> _INSTRUCTIONS_
1) From the profiles below, reproduce the passage between "A Very Sporty" and "wheel is Tamie.", inclusive.
2) Condense the paragraph of the profiles below that begins "Tamie is a secretary" into one shorter sentence that keeps its main facts.
3) Using the profiles below, decide whether each statement agrees with them. Answer yes or no, and quote the words that settle it. (a) Nicki comes from London. (b) Tamie drives around the Hampshire countryside. (c) Nicki has brown eyes.

> _TEXT_
****************

Nicki Stevens

Window Dressing

There’s nothing that decorates a window better than an indoor bloom of exotic colour. If you don’t go in for tropicana flora, however, but you do just happen to be having NICKI STEVENS to tea, you’ve got the perfect window dressing. A fascinating blue-eyed blonde, Nicki comes from Newcastle, lives in London and measures 37-23-37.

Tamie Scott

A Very Sporty Bird

Tamie is a secretary and the love of her life, apart from rugged men with a sense of humour, is her zippy little sports car, in which she whizzes around the Hampshire countryside with a great deal of nerve, verve and expertise.

No novice at the wheel is Tamie.

“You don't only need a sense of humour," said one rugged gentleman, “you need to know how to keep your head on round all the bends. It's all fast gear changes with Tamie, and that's racing stuff, boyo. Let her go, gal."

****************

> _GIVEN INFORMATION_
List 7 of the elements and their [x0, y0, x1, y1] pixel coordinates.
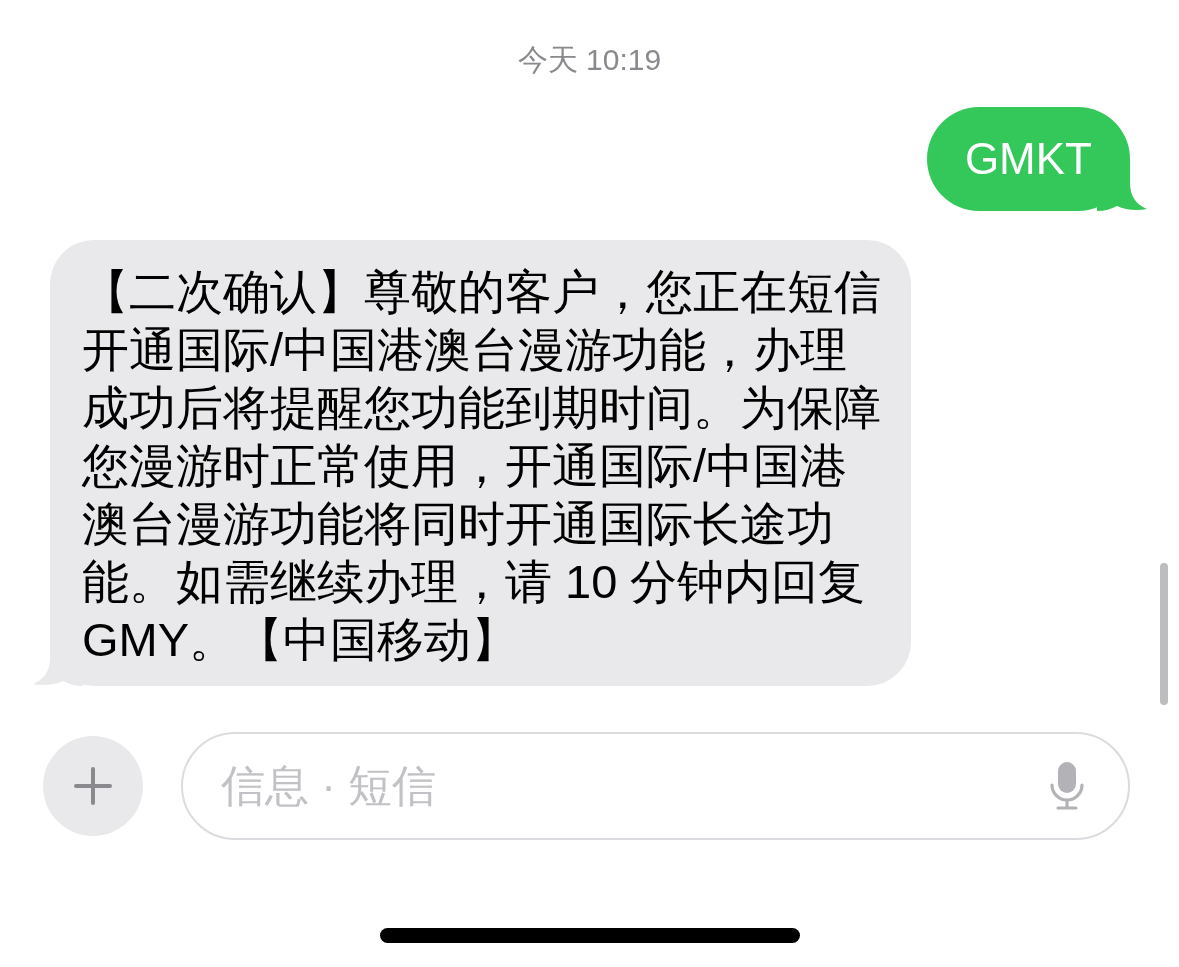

****************

> _ANSWERS IN ORDER_
1)
A Very Sporty Bird

Tamie is a secretary and the love of her life, apart from rugged men with a sense of humour, is her zippy little sports car, in which she whizzes around the Hampshire countryside with a great deal of nerve, verve and expertise.

No novice at the wheel is Tamie.

2) Tamie, a secretary, loves her zippy little sports car most of all, apart from rugged men with a sense of humour, and drives it around the Hampshire countryside with nerve, verve and expertise.

3)
(a) No: "Nicki comes from Newcastle, lives in London"
(b) Yes: "she whizzes around the Hampshire countryside"
(c) No: "A fascinating blue-eyed blonde"